CHALLENGE = Copy every item below line for line, with no changes to any character.

ITEMS =
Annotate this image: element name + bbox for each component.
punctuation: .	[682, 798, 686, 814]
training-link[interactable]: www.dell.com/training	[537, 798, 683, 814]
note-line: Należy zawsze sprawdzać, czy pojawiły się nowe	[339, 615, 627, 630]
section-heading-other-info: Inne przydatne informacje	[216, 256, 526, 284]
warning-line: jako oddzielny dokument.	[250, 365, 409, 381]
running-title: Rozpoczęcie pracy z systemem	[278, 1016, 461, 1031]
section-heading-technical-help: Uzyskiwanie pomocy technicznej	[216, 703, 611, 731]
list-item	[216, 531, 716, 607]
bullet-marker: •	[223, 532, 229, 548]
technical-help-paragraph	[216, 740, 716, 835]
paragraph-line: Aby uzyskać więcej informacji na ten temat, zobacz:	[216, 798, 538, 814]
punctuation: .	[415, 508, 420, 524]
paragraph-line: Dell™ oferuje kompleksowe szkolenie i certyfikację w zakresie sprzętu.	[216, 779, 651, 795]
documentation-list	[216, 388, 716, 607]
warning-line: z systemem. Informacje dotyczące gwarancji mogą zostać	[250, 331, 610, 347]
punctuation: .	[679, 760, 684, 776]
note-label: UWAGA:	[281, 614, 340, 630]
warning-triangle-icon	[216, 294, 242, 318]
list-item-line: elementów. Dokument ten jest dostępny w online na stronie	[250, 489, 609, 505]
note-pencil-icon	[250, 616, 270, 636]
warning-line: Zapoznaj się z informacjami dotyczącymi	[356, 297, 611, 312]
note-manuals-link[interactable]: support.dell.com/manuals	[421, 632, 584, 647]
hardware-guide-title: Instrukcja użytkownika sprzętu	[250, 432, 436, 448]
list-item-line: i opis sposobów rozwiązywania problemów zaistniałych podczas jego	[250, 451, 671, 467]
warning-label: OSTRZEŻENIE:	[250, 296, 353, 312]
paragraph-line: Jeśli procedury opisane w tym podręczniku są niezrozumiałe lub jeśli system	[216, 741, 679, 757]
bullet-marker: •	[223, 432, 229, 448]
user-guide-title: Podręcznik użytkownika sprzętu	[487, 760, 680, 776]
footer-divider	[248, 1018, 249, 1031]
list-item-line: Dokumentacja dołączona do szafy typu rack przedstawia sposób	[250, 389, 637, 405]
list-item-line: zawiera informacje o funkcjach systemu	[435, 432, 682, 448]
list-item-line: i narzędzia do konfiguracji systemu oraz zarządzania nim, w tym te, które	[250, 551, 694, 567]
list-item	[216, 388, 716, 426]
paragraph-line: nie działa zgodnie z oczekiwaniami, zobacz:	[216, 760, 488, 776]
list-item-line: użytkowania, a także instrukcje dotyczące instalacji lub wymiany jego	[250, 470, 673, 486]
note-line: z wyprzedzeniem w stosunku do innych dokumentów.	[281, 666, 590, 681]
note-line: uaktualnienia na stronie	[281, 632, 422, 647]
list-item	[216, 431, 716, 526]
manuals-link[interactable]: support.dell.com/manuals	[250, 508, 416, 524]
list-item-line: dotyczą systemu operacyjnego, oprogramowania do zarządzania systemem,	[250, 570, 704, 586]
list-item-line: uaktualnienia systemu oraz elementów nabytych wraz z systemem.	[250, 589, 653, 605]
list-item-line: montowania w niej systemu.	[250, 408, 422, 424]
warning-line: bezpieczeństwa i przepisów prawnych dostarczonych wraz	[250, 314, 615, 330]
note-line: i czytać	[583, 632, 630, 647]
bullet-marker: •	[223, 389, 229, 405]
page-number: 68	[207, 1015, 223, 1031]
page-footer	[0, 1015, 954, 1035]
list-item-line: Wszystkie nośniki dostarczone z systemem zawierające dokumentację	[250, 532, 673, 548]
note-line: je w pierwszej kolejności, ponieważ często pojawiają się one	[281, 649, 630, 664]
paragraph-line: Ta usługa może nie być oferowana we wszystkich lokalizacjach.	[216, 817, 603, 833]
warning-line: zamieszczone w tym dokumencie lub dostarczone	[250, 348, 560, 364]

RIGHT ANSWER =
Annotate this image: element name + bbox for each component.
punctuation: .	[682, 798, 686, 814]
training-link[interactable]: www.dell.com/training	[537, 798, 683, 814]
note-line: Należy zawsze sprawdzać, czy pojawiły się nowe	[339, 615, 627, 630]
section-heading-other-info: Inne przydatne informacje	[216, 256, 526, 284]
warning-line: jako oddzielny dokument.	[250, 365, 409, 381]
running-title: Rozpoczęcie pracy z systemem	[278, 1016, 461, 1031]
section-heading-technical-help: Uzyskiwanie pomocy technicznej	[216, 703, 611, 731]
list-item	[216, 531, 716, 607]
bullet-marker: •	[223, 532, 229, 548]
technical-help-paragraph	[216, 740, 716, 835]
paragraph-line: Aby uzyskać więcej informacji na ten temat, zobacz:	[216, 798, 538, 814]
punctuation: .	[415, 508, 420, 524]
paragraph-line: Dell™ oferuje kompleksowe szkolenie i certyfikację w zakresie sprzętu.	[216, 779, 651, 795]
documentation-list	[216, 388, 716, 607]
warning-line: z systemem. Informacje dotyczące gwarancji mogą zostać	[250, 331, 610, 347]
punctuation: .	[679, 760, 684, 776]
note-label: UWAGA:	[281, 614, 340, 630]
warning-triangle-icon	[216, 294, 242, 318]
list-item-line: elementów. Dokument ten jest dostępny w online na stronie	[250, 489, 609, 505]
note-pencil-icon	[250, 616, 270, 636]
warning-line: Zapoznaj się z informacjami dotyczącymi	[356, 297, 611, 312]
note-manuals-link[interactable]: support.dell.com/manuals	[421, 632, 584, 647]
hardware-guide-title: Instrukcja użytkownika sprzętu	[250, 432, 436, 448]
list-item-line: i opis sposobów rozwiązywania problemów zaistniałych podczas jego	[250, 451, 671, 467]
warning-label: OSTRZEŻENIE:	[250, 296, 353, 312]
paragraph-line: Jeśli procedury opisane w tym podręczniku są niezrozumiałe lub jeśli system	[216, 741, 679, 757]
bullet-marker: •	[223, 432, 229, 448]
user-guide-title: Podręcznik użytkownika sprzętu	[487, 760, 680, 776]
footer-divider	[248, 1018, 249, 1031]
list-item-line: Dokumentacja dołączona do szafy typu rack przedstawia sposób	[250, 389, 637, 405]
list-item-line: zawiera informacje o funkcjach systemu	[435, 432, 682, 448]
list-item-line: i narzędzia do konfiguracji systemu oraz zarządzania nim, w tym te, które	[250, 551, 694, 567]
list-item	[216, 388, 716, 426]
paragraph-line: nie działa zgodnie z oczekiwaniami, zobacz:	[216, 760, 488, 776]
list-item-line: użytkowania, a także instrukcje dotyczące instalacji lub wymiany jego	[250, 470, 673, 486]
note-line: z wyprzedzeniem w stosunku do innych dokumentów.	[281, 666, 590, 681]
note-line: uaktualnienia na stronie	[281, 632, 422, 647]
list-item	[216, 431, 716, 526]
manuals-link[interactable]: support.dell.com/manuals	[250, 508, 416, 524]
list-item-line: dotyczą systemu operacyjnego, oprogramowania do zarządzania systemem,	[250, 570, 704, 586]
list-item-line: uaktualnienia systemu oraz elementów nabytych wraz z systemem.	[250, 589, 653, 605]
list-item-line: montowania w niej systemu.	[250, 408, 422, 424]
warning-line: bezpieczeństwa i przepisów prawnych dostarczonych wraz	[250, 314, 615, 330]
note-line: i czytać	[583, 632, 630, 647]
bullet-marker: •	[223, 389, 229, 405]
page-number: 68	[207, 1015, 223, 1031]
page-footer	[0, 1015, 954, 1035]
list-item-line: Wszystkie nośniki dostarczone z systemem zawierające dokumentację	[250, 532, 673, 548]
note-line: je w pierwszej kolejności, ponieważ często pojawiają się one	[281, 649, 630, 664]
paragraph-line: Ta usługa może nie być oferowana we wszystkich lokalizacjach.	[216, 817, 603, 833]
warning-line: zamieszczone w tym dokumencie lub dostarczone	[250, 348, 560, 364]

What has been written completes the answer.